*文書*.
= = = = =

さらに、原材として、家畜糞尿単独、又は、豆腐製造残渣(豆腐粕、オカラ)、又は畜産食品残渣、水産物残渣等は、C/N比が5前後になりやすいものであるが、本発明では、これらのC/N比の低い原材を他の炭素源の多いものを加えてC/N比を10〜20の範囲になるようにするとともに、有機物負荷Lvs=3〜8kg−vs/m3/日になるように揮発性有機物(VS)の投入量を制御して、メタン発酵による分解の安定を図ることができるという効果がある。
【発明を実施するための最良の形態】
【0014】
本発明の実施例を、図1に基づいて、以下に説明する。
本発明のバイオマス処理システムの特徴は、原料のバイオマスを受け入れ時に、原料バイオマスの持つ組成や排出元等の情報をICタグやカード等の記録媒体に記録し、バイオマス処理開始前にあらかじめバイオマス処理装置に備えられている制御手段に各種の通信手段で、記録媒体に記録された情報を読取り装置で読み取って、送信し、この情報に基づいて制御手段が各種の演算を実施し、最適な混合比率を決定することである。

= = = = =

*資料部*.
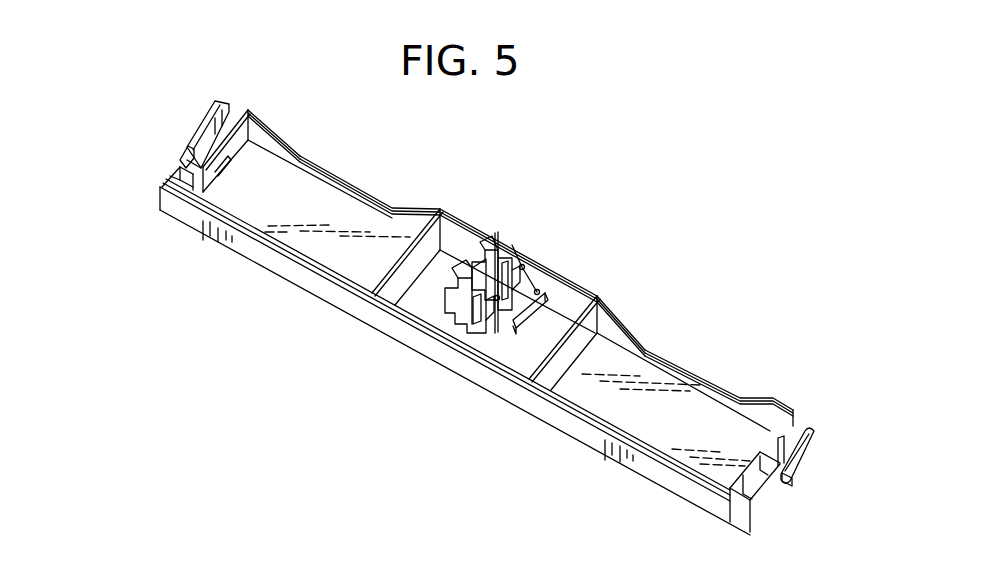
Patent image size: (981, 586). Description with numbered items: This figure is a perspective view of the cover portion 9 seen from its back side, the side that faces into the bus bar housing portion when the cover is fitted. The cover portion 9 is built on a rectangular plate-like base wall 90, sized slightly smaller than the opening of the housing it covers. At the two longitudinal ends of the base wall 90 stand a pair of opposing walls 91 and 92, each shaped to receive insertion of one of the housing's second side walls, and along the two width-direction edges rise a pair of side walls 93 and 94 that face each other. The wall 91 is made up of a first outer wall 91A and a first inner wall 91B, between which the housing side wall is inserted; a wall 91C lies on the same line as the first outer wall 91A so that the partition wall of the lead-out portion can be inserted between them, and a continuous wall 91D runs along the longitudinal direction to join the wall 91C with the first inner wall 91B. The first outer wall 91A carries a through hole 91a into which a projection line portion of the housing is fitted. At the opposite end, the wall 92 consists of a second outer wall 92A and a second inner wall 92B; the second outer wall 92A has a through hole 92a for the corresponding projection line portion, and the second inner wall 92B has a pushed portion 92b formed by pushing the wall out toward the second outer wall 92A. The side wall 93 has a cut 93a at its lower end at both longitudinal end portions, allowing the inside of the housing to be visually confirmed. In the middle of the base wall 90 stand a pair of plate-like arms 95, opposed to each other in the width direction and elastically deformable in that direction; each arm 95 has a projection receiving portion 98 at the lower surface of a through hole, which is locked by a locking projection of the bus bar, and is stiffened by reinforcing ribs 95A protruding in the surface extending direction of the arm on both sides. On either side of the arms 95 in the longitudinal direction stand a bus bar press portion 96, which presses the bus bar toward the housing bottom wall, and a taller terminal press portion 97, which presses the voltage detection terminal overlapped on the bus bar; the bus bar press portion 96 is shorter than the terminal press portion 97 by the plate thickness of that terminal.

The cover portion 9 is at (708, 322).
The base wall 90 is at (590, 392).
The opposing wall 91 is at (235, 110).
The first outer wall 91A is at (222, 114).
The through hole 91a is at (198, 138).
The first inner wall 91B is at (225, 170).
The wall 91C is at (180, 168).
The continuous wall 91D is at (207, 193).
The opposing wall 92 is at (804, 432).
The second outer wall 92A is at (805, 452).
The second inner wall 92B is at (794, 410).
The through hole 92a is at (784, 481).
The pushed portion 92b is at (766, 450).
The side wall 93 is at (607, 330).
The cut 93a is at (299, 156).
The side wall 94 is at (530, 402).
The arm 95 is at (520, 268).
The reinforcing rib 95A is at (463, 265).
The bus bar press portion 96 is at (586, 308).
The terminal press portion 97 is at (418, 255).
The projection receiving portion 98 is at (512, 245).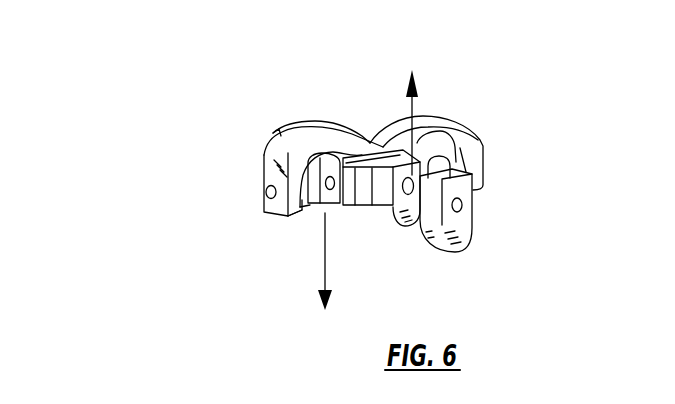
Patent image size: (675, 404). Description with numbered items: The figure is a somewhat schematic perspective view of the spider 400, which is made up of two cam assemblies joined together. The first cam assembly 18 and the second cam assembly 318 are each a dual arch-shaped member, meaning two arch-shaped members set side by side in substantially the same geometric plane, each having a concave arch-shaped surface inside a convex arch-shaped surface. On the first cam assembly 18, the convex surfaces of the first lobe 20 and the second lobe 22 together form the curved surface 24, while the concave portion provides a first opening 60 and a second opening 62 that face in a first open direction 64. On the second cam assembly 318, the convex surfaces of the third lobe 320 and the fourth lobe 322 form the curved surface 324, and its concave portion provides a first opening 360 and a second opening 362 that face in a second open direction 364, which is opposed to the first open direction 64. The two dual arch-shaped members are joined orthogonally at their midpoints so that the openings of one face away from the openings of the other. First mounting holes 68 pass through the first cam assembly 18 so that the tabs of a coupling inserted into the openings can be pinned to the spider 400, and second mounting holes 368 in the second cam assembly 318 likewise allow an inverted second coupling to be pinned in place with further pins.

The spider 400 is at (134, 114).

= = = = =

*指示 1*. 次の(a)〜(c)がそれぞれ文書の内容と一致するかを「はい」か「いいえ」で答え、判断の根拠となる文書の語句をそのまま引用してください。(a) C/N比の低い原材に炭素源の多いものを加え、C/N比を10〜20の範囲にする。(b) 原料バイオマスの組成や排出元等の情報は、バイオマス処理の終了後に記録媒体へ記録される。(c) 有機物負荷が3〜8kg−vs/m3/日になるよう、揮発性有機物の投入量を制御する。
*指示 2*. 文書によれば、家畜糞尿単独や豆腐製造残渣などの原材のC/N比は、どの程度になりやすいのですか。
*指示 3*. バイオマス処理システムに関する文書を、最後の文の後から引き継いで書き進めてください。
記録は、上記の文書とは別個の資料です。

*回答文 1*.
(a) はい。「C/N比を10〜20の範囲になるようにする」
(b) いいえ。「原料のバイオマスを受け入れ時に、原料バイオマスの持つ組成や排出元等の情報をICタグやカード等の記録媒体に記録し」
(c) はい。「有機物負荷Lvs=3〜8kg−vs/m3/日になるように揮発性有機物(VS)の投入量を制御して」

*回答文 2*. 5前後になりやすいとされています。

*回答文 3*.
【0015】
本実施例において、次のバイオマスの種類を次のように種類分けすることとする。
a.畜産系バイオマス(家畜糞尿、他)
b.家庭塵芥系バイオマス(生ゴミ等)
c.食品産業系バイオマス(残渣物、売れ残り廃棄物)
d.木質系バイオマス(廃材、反古紙他)
e.その他のバイオマス
【0016】
バイオマスの種類等を識別するためのICタグ又はICカードT1〜Tn(以下、ICタグという。)等の記録媒体Tに記録される情報には、次のようなものがある。
原料番号、種類、量、水分、乾物、揮発性物質、TOC(全有機炭素量)、T−N(全窒素量)、分解率、灰分含有率、T−P(全リン量)、排出業者番号、受取業者番号
【0017】
原料バイオマスを収集するための容器11〜15に収納された各種バイオマスの情報を搬送直前に排出業者nはICタグTに書き込み、バイオマス処理施設に搬入時にゲート20を通過することにより、ICタグTに記録された情報が読み取られ、通信手段31により、制御手段30内の記憶部(図示なし)に記録される。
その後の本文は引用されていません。